* Begin THE INPUT *
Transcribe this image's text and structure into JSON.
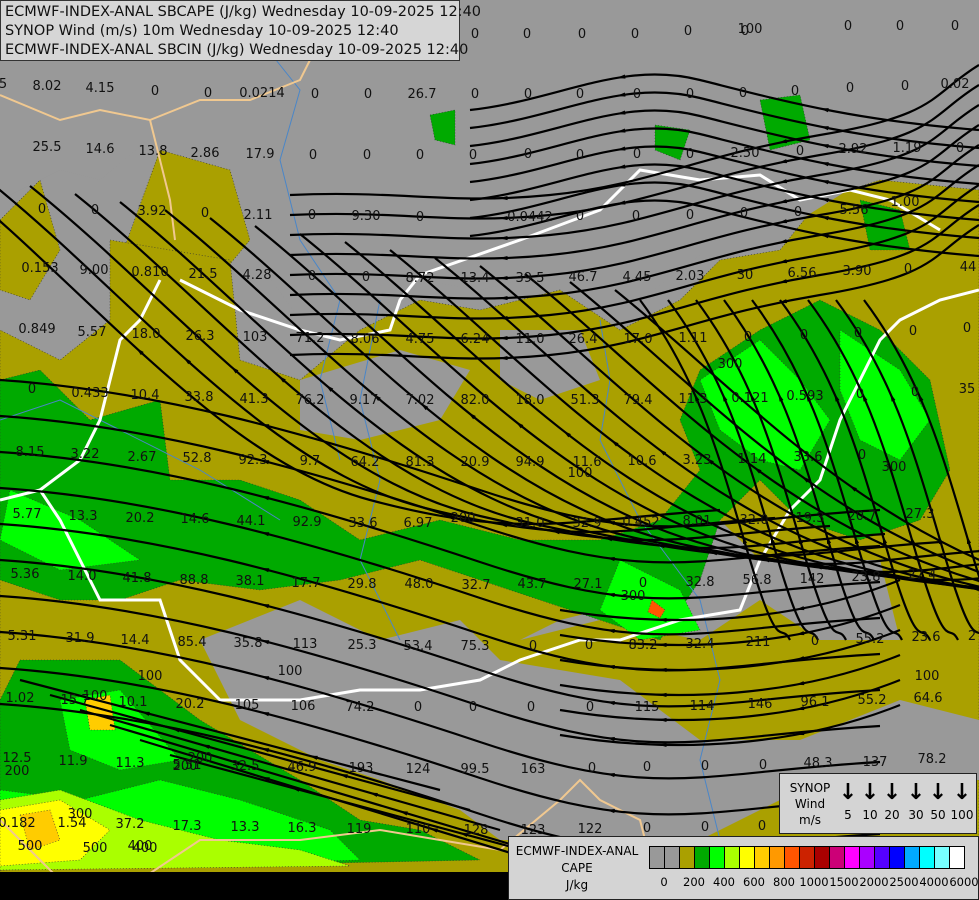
{
  "header": {
    "lines": [
      "ECMWF-INDEX-ANAL SBCAPE (J/kg) Wednesday 10-09-2025 12:40",
      "SYNOP Wind (m/s) 10m Wednesday 10-09-2025 12:40",
      "ECMWF-INDEX-ANAL SBCIN (J/kg) Wednesday 10-09-2025 12:40"
    ]
  },
  "wind_legend": {
    "title": [
      "SYNOP",
      "Wind",
      "m/s"
    ],
    "speeds": [
      "5",
      "10",
      "20",
      "30",
      "50",
      "100"
    ],
    "icon": "wind-arrow-down-icon"
  },
  "cape_legend": {
    "title": [
      "ECMWF-INDEX-ANAL",
      "CAPE",
      "J/kg"
    ],
    "colors": [
      "#999999",
      "#999999",
      "#aaa000",
      "#00aa00",
      "#00ff00",
      "#aaff00",
      "#ffff00",
      "#ffcc00",
      "#ff9900",
      "#ff5500",
      "#cc2200",
      "#aa0000",
      "#cc0077",
      "#ff00ff",
      "#aa00ff",
      "#5500ff",
      "#0000ff",
      "#00aaff",
      "#00ffff",
      "#77ffff",
      "#ffffff"
    ],
    "ticks": [
      "0",
      "200",
      "400",
      "600",
      "800",
      "1000",
      "1500",
      "2000",
      "2500",
      "4000",
      "6000"
    ]
  },
  "map": {
    "background_color": "#999999",
    "border_color": "#ffffff",
    "river_color": "#4a86c8",
    "coast_color": "#f0c890",
    "streamline_color": "#000000",
    "cin_labels": [
      "0",
      "0",
      "0",
      "0",
      "0",
      "0",
      "100",
      "0",
      "0",
      "0",
      "5",
      "8.02",
      "4.15",
      "0",
      "0",
      "0.0214",
      "0",
      "0",
      "26.7",
      "0",
      "0",
      "0",
      "0",
      "0",
      "0",
      "0",
      "0",
      "0",
      "0.02",
      "25.5",
      "14.6",
      "13.8",
      "2.86",
      "17.9",
      "0",
      "0",
      "0",
      "0",
      "0",
      "0",
      "0",
      "0",
      "2.50",
      "0",
      "2.92",
      "1.19",
      "0",
      "0",
      "0",
      "3.92",
      "0",
      "2.11",
      "0",
      "9.30",
      "0",
      "0.0442",
      "0",
      "0",
      "0",
      "0",
      "0",
      "5.56",
      "1.00",
      "0.153",
      "9.00",
      "0.810",
      "21.5",
      "4.28",
      "0",
      "0",
      "8.72",
      "13.4",
      "39.5",
      "46.7",
      "4.45",
      "2.03",
      "30",
      "6.56",
      "3.90",
      "0",
      "44",
      "0.849",
      "5.57",
      "18.0",
      "26.3",
      "103",
      "71.2",
      "8.06",
      "4.75",
      "6.24",
      "11.0",
      "26.4",
      "17.0",
      "1.11",
      "0",
      "0",
      "0",
      "0",
      "0",
      "0",
      "0.433",
      "10.4",
      "33.8",
      "41.3",
      "76.2",
      "9.17",
      "7.02",
      "82.0",
      "18.0",
      "51.3",
      "79.4",
      "11.3",
      "300",
      "0.121",
      "0.593",
      "0",
      "0",
      "35",
      "8.15",
      "3.22",
      "2.67",
      "52.8",
      "92.3",
      "9.7",
      "64.2",
      "81.3",
      "20.9",
      "94.9",
      "11.6",
      "100",
      "10.6",
      "3.23",
      "1.14",
      "33.6",
      "0",
      "300",
      "5.77",
      "13.3",
      "20.2",
      "14.6",
      "44.1",
      "92.9",
      "33.6",
      "6.97",
      "200",
      "31.0",
      "32.9",
      "0.452",
      "8.01",
      "32.0",
      "19.3",
      "20.7",
      "27.3",
      "5.36",
      "14.0",
      "41.8",
      "88.8",
      "38.1",
      "17.7",
      "29.8",
      "48.0",
      "32.7",
      "43.7",
      "27.1",
      "0",
      "300",
      "32.8",
      "56.8",
      "142",
      "23.8",
      "27.4",
      "5.31",
      "31.9",
      "14.4",
      "85.4",
      "35.8",
      "113",
      "25.3",
      "53.4",
      "75.3",
      "0",
      "0",
      "83.2",
      "32.4",
      "211",
      "0",
      "55.2",
      "23.6",
      "2",
      "100",
      "1.02",
      "15.7",
      "10.1",
      "20.2",
      "105",
      "106",
      "74.2",
      "0",
      "0",
      "0",
      "0",
      "115",
      "114",
      "146",
      "96.1",
      "55.2",
      "64.6",
      "100",
      "12.5",
      "200",
      "11.9",
      "11.3",
      "5.51",
      "32.5",
      "46.9",
      "193",
      "124",
      "99.5",
      "163",
      "0",
      "0",
      "0",
      "0",
      "48.3",
      "137",
      "78.2",
      "200",
      "0.182",
      "1.54",
      "37.2",
      "17.3",
      "13.3",
      "16.3",
      "119",
      "110",
      "128",
      "123",
      "122",
      "0",
      "0",
      "0",
      "0",
      "0",
      "30.8",
      "500",
      "400",
      "300",
      "400",
      "500",
      "100",
      "100",
      "200",
      "200"
    ]
  }
}
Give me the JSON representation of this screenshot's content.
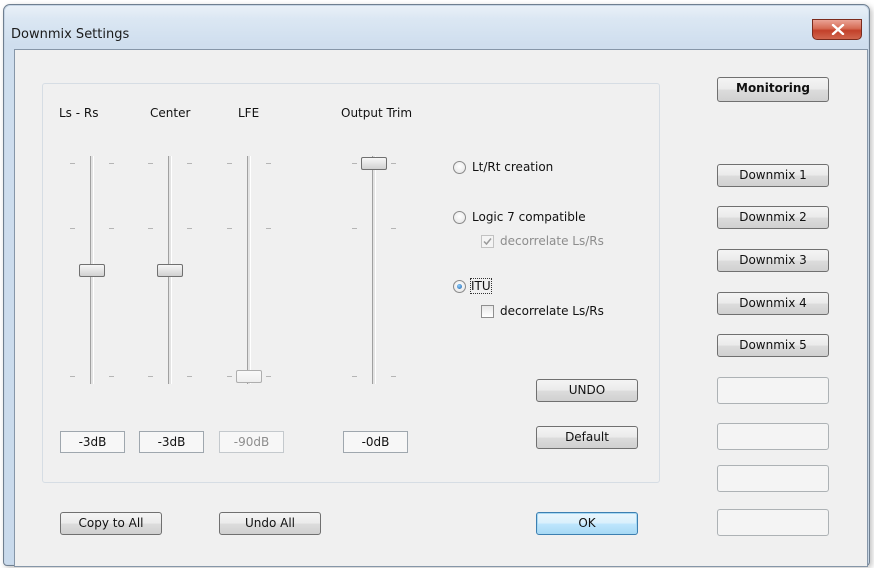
{
  "window": {
    "title": "Downmix Settings",
    "close_icon": "close-x-icon"
  },
  "sliders": [
    {
      "label": "Ls - Rs",
      "value": "-3dB",
      "level": 0.5,
      "disabled": false
    },
    {
      "label": "Center",
      "value": "-3dB",
      "level": 0.5,
      "disabled": false
    },
    {
      "label": "LFE",
      "value": "-90dB",
      "level": 0.0,
      "disabled": true
    },
    {
      "label": "Output Trim",
      "value": "-0dB",
      "level": 1.0,
      "disabled": false
    }
  ],
  "modes": {
    "lt_rt": {
      "label": "Lt/Rt creation",
      "checked": false
    },
    "logic7": {
      "label": "Logic 7 compatible",
      "checked": false,
      "decorrelate": {
        "label": "decorrelate Ls/Rs",
        "checked": true,
        "disabled": true
      }
    },
    "itu": {
      "label": "ITU",
      "checked": true,
      "decorrelate": {
        "label": "decorrelate Ls/Rs",
        "checked": false,
        "disabled": false
      }
    }
  },
  "buttons": {
    "undo": "UNDO",
    "default": "Default",
    "copy_to_all": "Copy to All",
    "undo_all": "Undo All",
    "ok": "OK",
    "monitoring": "Monitoring"
  },
  "presets": [
    "Downmix 1",
    "Downmix 2",
    "Downmix 3",
    "Downmix 4",
    "Downmix 5",
    "",
    "",
    "",
    ""
  ],
  "colors": {
    "accent": "#3c7fb1",
    "close": "#c2402a"
  }
}
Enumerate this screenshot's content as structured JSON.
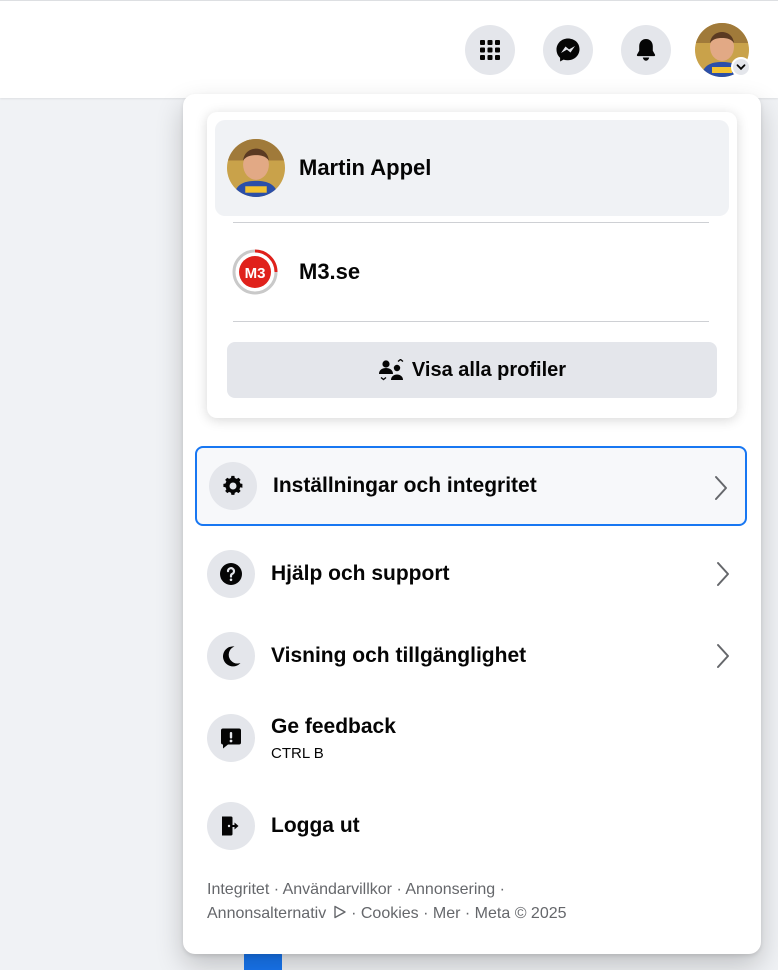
* End THE INPUT *
- [EXERCISE]
Report the number of lines above that contain the word "close", and only that number.

- [TASK SOLUTION]
2